*TEXT SHOWN*
Confidence intervals are powerful tools unique to Pyth which protect our data users and empower their protocols to make safer and more-informed decisions.

  • Confidence intervals measure the uncertainty in the reported price. This is critical information for protocols!
  • Every Pyth price feed provides an accompanying confidence interval.
  • This blog post provides some examples of how developers using Pyth can integrate confidence intervals to improve their protocols’ safety and decision-making.

Built Different

Not all oracles are built the same. The Pyth Network takes a unique approach to designing a financial oracle network. More specifically, Pyth is the largest and premier Publisher Oracle Network: all of Pyth’s data sources are first-party sources, meaning they own and create the data that they submit to the network, instead of purchasing or collecting it from other sources.

The result? Data middlemen costs are eliminated; data is timely and licensed; the network is maximally scalable; and — the focus of today’s blog post — Pyth can source additional information from all of its market data providers beyond just the price.

On the Pyth Network, all data providers are required to submit not only price quotes, but also accompanying confidence intervals — an informative metric reflecting the provider's estimation uncertainty of their submitted price.

Pyth’s on-chain program then aggregates the price quote and confidence interval input to generate the (aggregate) price and confidence interval feeds. Hence, Pyth’s BTC/USD feed will look something like $19,405.19 ± $9.907 instead of just $19,405.19. This supplementary metric is extremely beneficial for applications looking for additional safety rails and deeper context on the data they’re using.

Pyth is the only oracle solution offering a confidence interval metric for every data feed. This primer will focus on Pyth’s unique confidence interval design and how it benefits Pyth’s data users. We also offer some real-world example applications of confidence intervals, which we hope can inspire the developer community!

How Do Confidence Intervals Work?

By way of quick review, the Pyth Network confidence interval represents the estimated uncertainty of the price. As discussed in a previous deep-dive post:

"In scientific and engineering fields, an observation or measurement is almost always accompanied by a measurement uncertainty. Measurement uncertainty indicates how much precision or uncertainty there is in a single observation…the observer’s best estimate of how far off from the 'true' value their measurement is likely to be."

*AIM OF THE TASK*
In the text on Pyth's confidence intervals, what must every data provider on the Pyth Network submit along with its price quotes?

*INFORMATION SHOWN*
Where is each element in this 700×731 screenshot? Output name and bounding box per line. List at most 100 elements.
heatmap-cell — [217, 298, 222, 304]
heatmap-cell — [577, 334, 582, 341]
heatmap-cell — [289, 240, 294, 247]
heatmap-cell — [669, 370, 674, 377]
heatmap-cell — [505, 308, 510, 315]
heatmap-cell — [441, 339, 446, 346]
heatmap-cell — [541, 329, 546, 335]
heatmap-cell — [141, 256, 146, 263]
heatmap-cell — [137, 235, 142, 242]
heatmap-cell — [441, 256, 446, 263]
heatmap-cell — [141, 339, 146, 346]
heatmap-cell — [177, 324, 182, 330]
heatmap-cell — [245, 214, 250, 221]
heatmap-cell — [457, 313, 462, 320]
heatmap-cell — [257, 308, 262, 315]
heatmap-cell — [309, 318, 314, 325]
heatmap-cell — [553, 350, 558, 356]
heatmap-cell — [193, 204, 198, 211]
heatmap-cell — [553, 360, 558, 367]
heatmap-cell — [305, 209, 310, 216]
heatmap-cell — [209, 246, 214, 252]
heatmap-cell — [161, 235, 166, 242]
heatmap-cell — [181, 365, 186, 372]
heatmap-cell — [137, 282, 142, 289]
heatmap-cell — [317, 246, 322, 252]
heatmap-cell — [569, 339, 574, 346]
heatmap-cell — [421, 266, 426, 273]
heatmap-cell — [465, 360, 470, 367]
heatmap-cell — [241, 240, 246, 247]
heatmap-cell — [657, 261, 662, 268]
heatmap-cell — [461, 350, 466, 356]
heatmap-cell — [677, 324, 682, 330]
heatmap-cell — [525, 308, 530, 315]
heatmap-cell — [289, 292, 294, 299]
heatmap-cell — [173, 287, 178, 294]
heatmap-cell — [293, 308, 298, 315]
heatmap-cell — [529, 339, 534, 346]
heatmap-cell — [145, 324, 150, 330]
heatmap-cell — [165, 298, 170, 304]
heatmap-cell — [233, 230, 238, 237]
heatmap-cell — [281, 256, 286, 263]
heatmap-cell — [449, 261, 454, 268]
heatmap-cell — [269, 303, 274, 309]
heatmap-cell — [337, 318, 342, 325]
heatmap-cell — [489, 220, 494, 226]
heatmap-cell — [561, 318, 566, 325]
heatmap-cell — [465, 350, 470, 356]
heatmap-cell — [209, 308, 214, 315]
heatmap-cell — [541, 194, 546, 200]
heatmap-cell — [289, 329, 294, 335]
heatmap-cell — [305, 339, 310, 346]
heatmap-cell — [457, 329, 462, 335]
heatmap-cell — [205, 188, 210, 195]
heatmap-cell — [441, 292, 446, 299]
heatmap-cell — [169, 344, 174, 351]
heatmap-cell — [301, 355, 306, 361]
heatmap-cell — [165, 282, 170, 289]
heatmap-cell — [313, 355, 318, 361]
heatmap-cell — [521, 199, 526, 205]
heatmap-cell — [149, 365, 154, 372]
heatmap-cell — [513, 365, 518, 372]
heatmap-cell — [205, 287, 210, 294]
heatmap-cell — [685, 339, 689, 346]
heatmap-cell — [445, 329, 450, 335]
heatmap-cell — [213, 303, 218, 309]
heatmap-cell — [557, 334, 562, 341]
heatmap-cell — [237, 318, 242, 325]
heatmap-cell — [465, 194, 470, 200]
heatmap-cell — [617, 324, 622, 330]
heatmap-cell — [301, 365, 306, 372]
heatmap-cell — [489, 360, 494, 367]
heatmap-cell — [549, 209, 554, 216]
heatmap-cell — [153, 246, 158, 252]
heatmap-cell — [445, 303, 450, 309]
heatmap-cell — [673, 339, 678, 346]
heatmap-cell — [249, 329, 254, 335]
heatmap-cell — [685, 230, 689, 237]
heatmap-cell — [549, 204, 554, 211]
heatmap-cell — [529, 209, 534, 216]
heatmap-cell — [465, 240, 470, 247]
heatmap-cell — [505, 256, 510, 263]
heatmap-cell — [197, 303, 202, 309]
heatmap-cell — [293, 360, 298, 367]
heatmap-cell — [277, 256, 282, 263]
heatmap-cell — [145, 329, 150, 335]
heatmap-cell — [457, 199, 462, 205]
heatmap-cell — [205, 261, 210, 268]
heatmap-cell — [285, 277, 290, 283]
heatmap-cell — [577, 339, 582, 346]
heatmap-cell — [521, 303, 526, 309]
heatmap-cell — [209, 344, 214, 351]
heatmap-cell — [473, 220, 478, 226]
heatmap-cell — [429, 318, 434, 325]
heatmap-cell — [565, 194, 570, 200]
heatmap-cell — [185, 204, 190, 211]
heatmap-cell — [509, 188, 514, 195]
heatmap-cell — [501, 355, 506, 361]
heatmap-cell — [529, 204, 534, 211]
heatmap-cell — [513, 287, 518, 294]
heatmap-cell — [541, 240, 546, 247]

*ANSWER TO THE PROBLEM*
Every data provider must submit an accompanying confidence interval, a metric that reflects the provider's estimate of how uncertain its submitted price is.